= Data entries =
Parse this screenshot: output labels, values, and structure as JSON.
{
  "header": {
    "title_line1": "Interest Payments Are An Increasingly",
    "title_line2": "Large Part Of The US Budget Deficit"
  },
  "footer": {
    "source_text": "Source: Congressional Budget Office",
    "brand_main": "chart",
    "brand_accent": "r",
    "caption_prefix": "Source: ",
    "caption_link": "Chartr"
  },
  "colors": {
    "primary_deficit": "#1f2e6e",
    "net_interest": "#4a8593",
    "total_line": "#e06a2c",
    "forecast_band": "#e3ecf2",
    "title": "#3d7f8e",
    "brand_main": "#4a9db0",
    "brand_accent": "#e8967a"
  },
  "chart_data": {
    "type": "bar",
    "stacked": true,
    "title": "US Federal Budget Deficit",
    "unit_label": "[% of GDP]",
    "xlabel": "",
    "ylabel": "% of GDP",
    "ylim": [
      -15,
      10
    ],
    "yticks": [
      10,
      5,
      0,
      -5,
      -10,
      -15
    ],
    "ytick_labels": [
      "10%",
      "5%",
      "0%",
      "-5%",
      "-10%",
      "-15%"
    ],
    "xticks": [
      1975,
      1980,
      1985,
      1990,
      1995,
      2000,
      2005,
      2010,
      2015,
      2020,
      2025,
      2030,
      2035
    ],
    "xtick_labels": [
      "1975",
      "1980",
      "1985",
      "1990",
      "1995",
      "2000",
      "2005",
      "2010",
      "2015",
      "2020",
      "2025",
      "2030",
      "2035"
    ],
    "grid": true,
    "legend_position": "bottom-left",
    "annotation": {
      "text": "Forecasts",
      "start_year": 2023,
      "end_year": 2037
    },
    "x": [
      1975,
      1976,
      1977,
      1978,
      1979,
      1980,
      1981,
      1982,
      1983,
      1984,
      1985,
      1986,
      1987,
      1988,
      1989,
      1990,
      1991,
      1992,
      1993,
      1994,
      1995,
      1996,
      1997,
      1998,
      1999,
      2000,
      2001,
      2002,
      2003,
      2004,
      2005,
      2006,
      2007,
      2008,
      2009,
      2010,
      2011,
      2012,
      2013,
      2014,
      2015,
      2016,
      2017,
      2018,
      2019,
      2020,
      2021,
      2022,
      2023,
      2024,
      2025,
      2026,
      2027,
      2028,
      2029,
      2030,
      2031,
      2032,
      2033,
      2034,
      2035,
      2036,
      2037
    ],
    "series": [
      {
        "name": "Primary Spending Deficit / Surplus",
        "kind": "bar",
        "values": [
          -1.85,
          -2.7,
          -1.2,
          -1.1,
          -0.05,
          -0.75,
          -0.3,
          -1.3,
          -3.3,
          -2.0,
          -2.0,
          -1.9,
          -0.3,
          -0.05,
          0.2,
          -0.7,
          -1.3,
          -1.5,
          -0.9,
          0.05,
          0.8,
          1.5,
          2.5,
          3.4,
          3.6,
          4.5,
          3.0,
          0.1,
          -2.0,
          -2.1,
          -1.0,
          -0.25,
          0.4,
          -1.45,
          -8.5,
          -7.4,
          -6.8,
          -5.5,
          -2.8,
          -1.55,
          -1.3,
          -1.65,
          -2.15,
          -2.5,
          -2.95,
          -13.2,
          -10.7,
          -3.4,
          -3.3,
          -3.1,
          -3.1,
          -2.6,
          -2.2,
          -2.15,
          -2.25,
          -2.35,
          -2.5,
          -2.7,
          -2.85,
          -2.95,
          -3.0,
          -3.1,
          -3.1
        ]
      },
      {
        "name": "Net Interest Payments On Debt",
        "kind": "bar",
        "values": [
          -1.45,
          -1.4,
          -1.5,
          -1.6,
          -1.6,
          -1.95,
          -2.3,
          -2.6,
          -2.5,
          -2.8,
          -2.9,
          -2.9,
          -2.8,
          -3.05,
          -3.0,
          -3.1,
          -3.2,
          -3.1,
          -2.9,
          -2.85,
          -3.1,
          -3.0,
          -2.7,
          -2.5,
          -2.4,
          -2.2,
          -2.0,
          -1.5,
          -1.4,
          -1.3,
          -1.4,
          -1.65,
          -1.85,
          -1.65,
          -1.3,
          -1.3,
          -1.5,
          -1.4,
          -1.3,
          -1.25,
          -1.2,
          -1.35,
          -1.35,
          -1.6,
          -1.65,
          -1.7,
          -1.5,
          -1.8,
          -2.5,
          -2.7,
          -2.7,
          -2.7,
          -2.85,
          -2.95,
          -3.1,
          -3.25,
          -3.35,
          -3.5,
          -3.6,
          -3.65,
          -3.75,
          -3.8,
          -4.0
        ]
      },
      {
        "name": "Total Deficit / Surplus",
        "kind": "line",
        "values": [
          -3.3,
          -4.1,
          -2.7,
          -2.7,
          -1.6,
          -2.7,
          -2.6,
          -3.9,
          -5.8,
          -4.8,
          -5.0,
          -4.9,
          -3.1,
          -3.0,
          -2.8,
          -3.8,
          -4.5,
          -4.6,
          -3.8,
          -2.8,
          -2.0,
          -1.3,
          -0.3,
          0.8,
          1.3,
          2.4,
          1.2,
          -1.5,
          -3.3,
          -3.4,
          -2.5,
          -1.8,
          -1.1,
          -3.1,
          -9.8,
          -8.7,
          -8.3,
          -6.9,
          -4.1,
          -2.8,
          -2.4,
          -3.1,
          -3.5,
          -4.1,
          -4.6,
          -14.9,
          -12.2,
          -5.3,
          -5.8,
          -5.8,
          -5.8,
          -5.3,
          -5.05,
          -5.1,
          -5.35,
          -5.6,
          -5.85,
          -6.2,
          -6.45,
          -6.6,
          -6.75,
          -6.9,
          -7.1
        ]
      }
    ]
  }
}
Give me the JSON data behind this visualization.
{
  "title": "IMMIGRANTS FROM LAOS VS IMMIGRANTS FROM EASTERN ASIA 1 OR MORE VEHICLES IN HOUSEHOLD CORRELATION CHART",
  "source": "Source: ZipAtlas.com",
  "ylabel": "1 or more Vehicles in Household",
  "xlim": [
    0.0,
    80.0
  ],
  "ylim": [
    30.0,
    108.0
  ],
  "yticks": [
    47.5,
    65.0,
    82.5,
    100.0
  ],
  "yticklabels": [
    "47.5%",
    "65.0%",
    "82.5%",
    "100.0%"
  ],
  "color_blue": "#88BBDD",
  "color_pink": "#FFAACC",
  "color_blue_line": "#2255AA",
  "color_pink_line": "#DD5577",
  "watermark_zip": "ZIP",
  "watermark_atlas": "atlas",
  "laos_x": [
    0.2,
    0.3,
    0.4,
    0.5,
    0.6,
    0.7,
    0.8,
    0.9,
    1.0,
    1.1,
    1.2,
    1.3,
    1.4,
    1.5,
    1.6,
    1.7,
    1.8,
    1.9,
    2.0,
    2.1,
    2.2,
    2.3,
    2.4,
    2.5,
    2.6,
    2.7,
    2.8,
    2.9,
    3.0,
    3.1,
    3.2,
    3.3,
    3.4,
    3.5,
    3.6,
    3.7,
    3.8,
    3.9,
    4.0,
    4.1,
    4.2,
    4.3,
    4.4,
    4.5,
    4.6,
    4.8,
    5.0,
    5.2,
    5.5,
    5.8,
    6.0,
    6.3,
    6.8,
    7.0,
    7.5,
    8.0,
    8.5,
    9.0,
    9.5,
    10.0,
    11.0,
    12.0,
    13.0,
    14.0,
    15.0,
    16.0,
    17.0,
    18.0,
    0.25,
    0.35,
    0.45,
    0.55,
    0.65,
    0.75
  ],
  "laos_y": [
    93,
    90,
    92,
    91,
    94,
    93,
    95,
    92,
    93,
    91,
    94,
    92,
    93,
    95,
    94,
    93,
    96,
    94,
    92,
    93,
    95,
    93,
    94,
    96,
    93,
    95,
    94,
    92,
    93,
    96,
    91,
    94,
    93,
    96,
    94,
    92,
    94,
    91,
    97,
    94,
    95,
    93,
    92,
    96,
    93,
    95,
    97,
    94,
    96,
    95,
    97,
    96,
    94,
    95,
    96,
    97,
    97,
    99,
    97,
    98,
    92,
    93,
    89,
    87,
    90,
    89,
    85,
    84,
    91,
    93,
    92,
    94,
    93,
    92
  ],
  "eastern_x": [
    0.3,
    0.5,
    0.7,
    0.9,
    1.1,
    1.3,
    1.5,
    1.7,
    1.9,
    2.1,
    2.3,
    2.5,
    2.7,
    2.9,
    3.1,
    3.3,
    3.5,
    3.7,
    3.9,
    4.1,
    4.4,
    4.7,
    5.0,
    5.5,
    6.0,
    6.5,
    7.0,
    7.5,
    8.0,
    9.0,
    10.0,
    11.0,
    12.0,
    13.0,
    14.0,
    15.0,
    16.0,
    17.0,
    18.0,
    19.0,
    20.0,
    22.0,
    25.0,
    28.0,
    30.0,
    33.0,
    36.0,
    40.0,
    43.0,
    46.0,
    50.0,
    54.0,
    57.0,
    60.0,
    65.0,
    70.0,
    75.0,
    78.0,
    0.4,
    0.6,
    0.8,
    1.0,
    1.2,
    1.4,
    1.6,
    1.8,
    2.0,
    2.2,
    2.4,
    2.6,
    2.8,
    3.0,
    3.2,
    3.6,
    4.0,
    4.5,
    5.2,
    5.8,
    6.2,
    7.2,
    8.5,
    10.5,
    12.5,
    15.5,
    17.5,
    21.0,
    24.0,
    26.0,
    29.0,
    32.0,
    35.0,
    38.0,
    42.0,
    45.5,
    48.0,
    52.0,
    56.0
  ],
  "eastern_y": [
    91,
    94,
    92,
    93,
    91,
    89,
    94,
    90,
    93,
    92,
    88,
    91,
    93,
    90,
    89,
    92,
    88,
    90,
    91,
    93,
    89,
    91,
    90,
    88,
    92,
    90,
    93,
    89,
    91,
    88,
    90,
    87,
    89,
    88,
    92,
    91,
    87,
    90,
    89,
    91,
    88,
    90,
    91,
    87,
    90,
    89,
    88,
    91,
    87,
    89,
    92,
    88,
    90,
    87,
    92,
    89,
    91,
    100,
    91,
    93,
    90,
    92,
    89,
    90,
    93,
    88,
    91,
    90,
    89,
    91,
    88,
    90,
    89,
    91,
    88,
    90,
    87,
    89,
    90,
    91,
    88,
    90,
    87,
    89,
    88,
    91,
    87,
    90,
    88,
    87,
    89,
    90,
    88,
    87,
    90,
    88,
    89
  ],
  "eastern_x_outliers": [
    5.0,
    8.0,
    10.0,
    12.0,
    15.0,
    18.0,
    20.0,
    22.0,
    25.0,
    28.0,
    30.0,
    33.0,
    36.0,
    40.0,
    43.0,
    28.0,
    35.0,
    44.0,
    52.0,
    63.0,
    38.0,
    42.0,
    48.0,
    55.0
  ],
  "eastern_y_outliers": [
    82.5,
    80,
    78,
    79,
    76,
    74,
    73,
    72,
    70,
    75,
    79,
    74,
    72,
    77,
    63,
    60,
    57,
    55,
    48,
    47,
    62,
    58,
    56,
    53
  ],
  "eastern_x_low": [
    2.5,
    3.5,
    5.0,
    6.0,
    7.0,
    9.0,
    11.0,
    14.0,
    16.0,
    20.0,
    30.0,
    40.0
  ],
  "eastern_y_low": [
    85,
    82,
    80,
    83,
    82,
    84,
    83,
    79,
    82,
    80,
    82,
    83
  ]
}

= What to produce =
Scan the material above. Copy each line that holds the word "Surplus".

= Response =
        "name": "Primary Spending Deficit / Surplus",
        "name": "Total Deficit / Surplus",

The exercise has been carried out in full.